#### Exercise objective
Pick out every line of the entries below where "Girl" occurs, and copy those lines.

#### Available records

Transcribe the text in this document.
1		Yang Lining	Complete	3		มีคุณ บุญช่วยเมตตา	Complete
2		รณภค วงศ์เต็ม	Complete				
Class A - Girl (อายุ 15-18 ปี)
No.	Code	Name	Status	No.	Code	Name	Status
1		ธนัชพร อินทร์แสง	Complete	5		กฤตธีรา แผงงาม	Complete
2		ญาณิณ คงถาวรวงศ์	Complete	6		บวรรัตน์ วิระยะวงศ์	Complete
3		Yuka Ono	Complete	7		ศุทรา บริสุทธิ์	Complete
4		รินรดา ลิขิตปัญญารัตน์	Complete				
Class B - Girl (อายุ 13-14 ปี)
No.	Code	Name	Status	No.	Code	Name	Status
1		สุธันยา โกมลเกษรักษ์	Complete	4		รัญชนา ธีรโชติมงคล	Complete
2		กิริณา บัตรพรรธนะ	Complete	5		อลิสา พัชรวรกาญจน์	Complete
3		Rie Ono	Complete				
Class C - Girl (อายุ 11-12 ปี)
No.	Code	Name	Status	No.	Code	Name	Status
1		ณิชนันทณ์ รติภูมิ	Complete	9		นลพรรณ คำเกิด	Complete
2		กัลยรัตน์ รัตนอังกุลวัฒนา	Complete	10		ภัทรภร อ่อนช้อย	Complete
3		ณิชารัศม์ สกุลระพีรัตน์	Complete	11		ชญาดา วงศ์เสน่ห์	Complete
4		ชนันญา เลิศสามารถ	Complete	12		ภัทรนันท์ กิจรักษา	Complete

#### Problem solution
Class A - Girl (อายุ 15-18 ปี)
Class B - Girl (อายุ 13-14 ปี)
Class C - Girl (อายุ 11-12 ปี)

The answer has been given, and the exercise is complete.